======== Record set ========
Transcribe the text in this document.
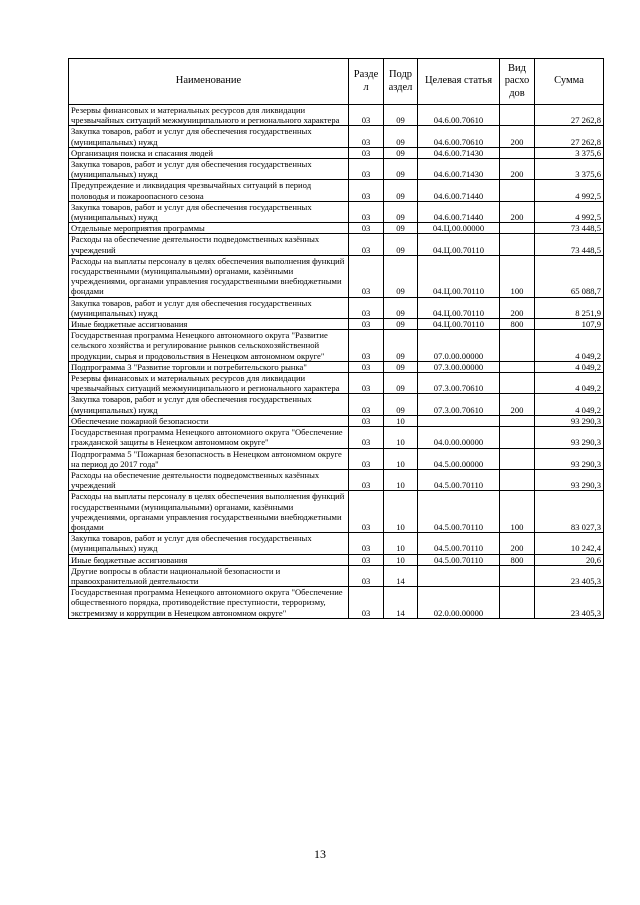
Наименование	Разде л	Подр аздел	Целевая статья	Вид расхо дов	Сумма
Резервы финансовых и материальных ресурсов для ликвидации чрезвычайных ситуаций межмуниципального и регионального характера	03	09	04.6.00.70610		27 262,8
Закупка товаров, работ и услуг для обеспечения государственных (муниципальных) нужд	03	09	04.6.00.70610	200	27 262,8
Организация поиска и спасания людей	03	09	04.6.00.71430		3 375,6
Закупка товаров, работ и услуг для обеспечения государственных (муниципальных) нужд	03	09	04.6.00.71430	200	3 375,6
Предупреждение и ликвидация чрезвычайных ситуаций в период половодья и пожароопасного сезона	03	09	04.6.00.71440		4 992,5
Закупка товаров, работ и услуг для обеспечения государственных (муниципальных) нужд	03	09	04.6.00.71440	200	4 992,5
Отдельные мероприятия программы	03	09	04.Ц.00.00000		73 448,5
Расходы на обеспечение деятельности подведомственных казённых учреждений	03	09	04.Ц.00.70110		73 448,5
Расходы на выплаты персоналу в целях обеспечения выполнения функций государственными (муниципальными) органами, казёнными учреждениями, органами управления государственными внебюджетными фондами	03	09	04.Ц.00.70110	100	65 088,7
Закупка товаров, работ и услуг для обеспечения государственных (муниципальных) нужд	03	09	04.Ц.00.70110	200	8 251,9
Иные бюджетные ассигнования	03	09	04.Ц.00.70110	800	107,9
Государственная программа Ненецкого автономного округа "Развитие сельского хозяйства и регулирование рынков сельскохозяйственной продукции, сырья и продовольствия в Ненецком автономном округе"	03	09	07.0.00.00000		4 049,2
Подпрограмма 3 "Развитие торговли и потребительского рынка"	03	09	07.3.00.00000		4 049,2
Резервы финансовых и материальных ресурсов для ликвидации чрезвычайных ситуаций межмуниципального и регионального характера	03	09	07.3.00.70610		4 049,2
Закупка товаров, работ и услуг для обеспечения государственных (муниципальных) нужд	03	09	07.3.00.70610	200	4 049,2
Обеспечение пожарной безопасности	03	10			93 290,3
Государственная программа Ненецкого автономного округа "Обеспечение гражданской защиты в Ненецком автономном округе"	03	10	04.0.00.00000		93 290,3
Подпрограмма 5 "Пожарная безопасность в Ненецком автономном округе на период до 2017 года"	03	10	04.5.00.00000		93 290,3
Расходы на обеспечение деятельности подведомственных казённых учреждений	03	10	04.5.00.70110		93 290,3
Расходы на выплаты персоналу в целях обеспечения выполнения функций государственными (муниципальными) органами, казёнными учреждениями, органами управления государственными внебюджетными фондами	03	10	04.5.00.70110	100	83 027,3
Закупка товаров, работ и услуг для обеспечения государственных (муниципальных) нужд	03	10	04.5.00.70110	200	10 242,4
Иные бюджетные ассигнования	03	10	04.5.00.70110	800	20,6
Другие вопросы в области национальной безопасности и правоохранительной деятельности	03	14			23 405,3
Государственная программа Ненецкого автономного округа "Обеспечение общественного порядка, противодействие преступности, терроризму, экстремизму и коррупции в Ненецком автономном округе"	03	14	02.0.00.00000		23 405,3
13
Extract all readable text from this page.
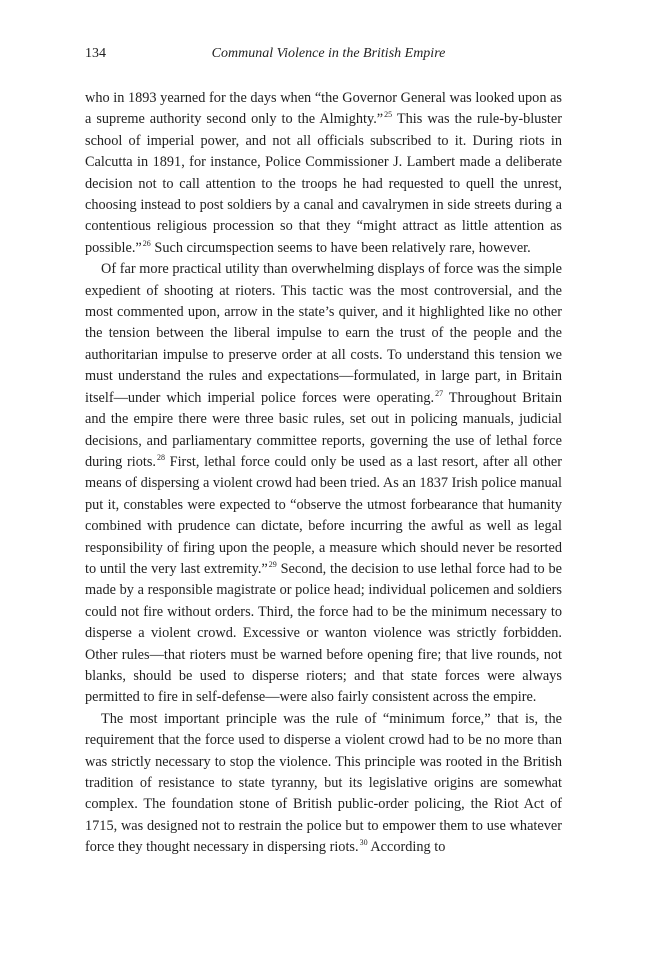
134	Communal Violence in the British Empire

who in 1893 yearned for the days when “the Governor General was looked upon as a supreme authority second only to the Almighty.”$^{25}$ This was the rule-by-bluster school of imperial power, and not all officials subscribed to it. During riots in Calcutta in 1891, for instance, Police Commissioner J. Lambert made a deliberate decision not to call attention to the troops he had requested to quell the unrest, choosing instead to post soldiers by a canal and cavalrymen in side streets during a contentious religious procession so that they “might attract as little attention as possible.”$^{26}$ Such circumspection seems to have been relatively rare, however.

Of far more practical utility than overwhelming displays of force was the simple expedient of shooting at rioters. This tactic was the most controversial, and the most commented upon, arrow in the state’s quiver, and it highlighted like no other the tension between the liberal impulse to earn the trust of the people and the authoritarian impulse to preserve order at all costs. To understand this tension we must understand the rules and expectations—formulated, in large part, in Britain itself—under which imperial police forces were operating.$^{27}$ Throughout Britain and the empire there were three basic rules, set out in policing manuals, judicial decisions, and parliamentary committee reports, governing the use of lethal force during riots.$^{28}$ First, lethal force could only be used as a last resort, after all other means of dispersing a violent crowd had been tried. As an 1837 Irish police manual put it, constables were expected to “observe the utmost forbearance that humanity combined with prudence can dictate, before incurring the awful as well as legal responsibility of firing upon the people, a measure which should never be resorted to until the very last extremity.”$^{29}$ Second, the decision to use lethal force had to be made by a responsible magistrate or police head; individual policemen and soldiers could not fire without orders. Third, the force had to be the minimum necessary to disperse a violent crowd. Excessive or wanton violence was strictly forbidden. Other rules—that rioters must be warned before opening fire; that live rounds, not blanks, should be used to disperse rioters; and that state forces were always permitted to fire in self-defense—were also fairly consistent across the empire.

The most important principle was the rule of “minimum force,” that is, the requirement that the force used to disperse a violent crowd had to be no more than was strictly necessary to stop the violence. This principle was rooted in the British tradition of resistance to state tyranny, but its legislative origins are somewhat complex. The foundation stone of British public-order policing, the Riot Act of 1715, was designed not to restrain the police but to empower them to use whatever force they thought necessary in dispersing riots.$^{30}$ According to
========
Find the lines with the string "выполнения" and reproduce them.

Расходы на выплаты персоналу в целях обеспечения выполнения функций государственными (муниципальными) органами, казёнными учреждениями, органами управления государственными внебюджетными фондами	03	09	04.Ц.00.70110	100	65 088,7
Расходы на выплаты персоналу в целях обеспечения выполнения функций государственными (муниципальными) органами, казёнными учреждениями, органами управления государственными внебюджетными фондами	03	10	04.5.00.70110	100	83 027,3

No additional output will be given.